[Data entries]
____________________

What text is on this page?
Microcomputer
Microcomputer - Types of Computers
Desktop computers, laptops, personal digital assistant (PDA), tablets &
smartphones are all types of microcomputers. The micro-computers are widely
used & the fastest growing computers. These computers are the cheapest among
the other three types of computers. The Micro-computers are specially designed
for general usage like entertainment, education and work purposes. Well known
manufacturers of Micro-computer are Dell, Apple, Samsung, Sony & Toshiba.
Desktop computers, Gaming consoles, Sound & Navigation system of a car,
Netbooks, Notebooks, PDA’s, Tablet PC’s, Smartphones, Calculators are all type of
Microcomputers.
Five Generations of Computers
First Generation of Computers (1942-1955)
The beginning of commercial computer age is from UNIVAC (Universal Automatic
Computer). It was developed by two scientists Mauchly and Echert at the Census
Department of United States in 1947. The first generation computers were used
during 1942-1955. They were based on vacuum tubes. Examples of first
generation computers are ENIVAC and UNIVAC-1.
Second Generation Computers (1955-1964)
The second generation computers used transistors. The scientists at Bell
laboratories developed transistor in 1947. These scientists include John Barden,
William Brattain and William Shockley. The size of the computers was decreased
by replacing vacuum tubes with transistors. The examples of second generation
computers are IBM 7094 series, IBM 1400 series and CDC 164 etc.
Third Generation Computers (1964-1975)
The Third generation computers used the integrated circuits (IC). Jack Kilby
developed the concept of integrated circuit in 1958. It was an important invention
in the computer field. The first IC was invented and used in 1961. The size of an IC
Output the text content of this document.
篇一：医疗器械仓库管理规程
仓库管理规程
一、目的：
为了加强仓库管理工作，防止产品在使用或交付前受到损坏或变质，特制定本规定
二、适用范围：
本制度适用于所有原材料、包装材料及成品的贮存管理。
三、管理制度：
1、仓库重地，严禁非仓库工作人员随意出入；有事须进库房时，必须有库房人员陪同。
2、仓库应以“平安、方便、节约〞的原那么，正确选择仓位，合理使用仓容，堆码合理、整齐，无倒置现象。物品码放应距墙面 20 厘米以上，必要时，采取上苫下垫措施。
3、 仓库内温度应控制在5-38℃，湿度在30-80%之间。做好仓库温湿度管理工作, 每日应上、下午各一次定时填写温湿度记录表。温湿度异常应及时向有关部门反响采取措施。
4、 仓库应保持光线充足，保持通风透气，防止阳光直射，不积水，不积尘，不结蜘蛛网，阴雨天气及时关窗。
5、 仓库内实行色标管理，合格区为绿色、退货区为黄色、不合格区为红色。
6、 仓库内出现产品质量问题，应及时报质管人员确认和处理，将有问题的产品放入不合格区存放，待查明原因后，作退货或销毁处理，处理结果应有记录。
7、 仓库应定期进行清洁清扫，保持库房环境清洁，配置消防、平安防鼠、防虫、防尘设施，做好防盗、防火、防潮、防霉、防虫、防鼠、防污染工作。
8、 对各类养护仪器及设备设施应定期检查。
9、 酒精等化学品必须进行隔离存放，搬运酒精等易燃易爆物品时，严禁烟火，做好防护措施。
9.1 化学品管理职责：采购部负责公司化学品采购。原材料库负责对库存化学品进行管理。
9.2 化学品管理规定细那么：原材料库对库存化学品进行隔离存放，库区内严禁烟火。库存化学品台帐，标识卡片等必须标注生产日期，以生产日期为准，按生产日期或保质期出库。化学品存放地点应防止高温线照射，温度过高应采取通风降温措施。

____________________

Each line that holds the word "were" should be extracted from the records.

Department of United States in 1947. The first generation computers were used
during 1942-1955. They were based on vacuum tubes. Examples of first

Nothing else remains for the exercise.